--- BEGIN Data ---
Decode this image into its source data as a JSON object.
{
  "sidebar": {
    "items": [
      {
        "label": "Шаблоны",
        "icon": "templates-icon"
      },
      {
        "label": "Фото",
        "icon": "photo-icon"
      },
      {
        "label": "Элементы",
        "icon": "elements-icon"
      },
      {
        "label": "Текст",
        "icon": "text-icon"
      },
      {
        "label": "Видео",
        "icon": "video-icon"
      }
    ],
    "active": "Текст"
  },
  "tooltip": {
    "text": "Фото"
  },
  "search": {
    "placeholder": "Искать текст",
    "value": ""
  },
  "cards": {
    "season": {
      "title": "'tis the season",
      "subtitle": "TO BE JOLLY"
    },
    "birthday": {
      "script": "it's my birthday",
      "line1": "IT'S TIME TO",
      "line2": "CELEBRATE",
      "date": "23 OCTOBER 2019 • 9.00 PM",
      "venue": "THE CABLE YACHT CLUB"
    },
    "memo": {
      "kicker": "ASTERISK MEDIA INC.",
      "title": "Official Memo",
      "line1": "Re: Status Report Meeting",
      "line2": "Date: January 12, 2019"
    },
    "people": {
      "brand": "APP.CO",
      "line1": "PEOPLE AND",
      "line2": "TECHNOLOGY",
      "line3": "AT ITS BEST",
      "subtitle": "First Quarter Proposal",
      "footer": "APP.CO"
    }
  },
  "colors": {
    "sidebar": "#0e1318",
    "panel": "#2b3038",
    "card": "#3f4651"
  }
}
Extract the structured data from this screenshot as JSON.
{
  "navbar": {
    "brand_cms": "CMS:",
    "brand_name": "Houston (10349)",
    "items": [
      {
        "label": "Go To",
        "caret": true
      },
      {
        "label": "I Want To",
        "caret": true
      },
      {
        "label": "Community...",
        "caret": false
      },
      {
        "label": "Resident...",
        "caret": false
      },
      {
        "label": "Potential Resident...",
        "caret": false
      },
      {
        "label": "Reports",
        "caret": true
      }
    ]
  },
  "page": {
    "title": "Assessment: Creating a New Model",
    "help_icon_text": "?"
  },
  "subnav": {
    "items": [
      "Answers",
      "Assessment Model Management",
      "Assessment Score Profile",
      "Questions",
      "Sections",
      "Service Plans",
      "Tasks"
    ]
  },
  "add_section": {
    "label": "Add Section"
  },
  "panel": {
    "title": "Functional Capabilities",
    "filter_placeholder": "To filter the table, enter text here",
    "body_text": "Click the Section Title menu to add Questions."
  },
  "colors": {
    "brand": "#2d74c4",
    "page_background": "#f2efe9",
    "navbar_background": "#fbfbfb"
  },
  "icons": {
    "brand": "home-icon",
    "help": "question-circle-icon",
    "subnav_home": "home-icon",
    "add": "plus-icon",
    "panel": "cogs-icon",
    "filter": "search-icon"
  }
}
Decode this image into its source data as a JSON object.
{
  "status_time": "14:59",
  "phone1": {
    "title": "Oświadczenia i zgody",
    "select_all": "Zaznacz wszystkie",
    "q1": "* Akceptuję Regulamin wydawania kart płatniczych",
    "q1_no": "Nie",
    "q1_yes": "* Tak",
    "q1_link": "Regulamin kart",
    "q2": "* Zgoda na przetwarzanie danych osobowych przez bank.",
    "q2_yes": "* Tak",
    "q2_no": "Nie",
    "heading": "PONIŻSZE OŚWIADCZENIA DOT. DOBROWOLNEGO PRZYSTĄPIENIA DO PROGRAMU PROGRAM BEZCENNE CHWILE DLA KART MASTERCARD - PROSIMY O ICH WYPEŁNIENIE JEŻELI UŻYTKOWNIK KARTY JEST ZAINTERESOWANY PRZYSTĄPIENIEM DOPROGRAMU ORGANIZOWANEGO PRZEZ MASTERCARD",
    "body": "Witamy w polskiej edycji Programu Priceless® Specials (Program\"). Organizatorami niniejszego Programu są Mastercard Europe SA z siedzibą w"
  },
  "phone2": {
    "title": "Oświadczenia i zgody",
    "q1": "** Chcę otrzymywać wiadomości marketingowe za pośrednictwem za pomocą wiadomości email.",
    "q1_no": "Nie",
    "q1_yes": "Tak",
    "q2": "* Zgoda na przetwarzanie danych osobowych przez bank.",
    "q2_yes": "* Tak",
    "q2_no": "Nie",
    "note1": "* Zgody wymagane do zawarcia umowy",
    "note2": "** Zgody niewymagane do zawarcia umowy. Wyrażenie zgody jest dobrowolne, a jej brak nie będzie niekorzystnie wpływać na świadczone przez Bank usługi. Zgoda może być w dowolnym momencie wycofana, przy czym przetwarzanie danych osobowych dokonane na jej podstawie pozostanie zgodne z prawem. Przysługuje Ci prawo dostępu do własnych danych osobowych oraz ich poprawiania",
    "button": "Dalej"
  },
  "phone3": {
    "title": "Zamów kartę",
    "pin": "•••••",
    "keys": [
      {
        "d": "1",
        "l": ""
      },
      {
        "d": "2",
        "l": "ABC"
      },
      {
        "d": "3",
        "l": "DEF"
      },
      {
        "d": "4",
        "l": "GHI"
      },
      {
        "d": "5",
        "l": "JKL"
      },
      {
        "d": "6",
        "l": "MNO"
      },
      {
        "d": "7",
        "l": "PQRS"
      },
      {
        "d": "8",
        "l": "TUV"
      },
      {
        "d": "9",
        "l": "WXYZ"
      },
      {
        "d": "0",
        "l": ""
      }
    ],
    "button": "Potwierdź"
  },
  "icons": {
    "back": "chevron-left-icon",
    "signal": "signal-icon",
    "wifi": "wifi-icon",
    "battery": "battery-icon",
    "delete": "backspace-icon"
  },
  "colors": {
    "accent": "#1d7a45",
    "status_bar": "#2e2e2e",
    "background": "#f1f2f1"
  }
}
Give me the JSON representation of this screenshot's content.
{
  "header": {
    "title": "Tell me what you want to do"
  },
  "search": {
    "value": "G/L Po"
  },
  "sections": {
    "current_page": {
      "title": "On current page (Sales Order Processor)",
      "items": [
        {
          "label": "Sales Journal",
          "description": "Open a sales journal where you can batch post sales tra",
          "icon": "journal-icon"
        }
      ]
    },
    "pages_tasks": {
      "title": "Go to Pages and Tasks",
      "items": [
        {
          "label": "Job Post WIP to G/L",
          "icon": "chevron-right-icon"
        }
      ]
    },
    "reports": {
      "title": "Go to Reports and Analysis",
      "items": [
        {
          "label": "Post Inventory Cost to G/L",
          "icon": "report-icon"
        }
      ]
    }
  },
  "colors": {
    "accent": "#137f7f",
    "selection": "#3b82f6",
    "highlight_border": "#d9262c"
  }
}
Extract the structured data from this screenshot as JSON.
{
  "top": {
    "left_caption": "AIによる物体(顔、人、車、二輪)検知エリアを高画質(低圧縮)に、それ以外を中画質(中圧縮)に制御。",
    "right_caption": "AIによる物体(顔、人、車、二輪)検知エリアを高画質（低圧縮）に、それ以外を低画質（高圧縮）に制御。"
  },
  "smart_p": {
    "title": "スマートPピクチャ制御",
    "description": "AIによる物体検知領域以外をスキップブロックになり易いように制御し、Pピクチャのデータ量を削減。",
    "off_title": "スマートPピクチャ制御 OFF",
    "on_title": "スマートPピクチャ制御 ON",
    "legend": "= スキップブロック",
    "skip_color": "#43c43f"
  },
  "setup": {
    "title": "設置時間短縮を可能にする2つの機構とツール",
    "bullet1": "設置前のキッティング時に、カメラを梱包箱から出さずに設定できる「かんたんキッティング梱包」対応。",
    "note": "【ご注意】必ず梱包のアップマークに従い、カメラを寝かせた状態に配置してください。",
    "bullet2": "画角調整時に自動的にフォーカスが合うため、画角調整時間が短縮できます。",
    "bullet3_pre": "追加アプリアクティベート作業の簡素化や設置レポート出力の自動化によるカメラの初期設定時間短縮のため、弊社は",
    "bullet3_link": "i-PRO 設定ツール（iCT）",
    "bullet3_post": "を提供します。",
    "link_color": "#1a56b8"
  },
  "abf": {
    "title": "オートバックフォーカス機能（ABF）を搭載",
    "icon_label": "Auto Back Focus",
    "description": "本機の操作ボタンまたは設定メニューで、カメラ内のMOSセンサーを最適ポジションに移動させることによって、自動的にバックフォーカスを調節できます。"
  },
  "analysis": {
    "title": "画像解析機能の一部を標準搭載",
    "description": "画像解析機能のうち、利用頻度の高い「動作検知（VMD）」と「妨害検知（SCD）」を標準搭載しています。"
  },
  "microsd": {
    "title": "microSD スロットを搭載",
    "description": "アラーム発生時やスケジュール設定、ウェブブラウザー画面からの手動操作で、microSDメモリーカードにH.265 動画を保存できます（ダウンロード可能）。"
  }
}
--- END Data ---
* _What to do_: Copy each line of the records containing the string "chevron".

* _Task solution_:
    "back": "chevron-left-icon",
          "icon": "chevron-right-icon"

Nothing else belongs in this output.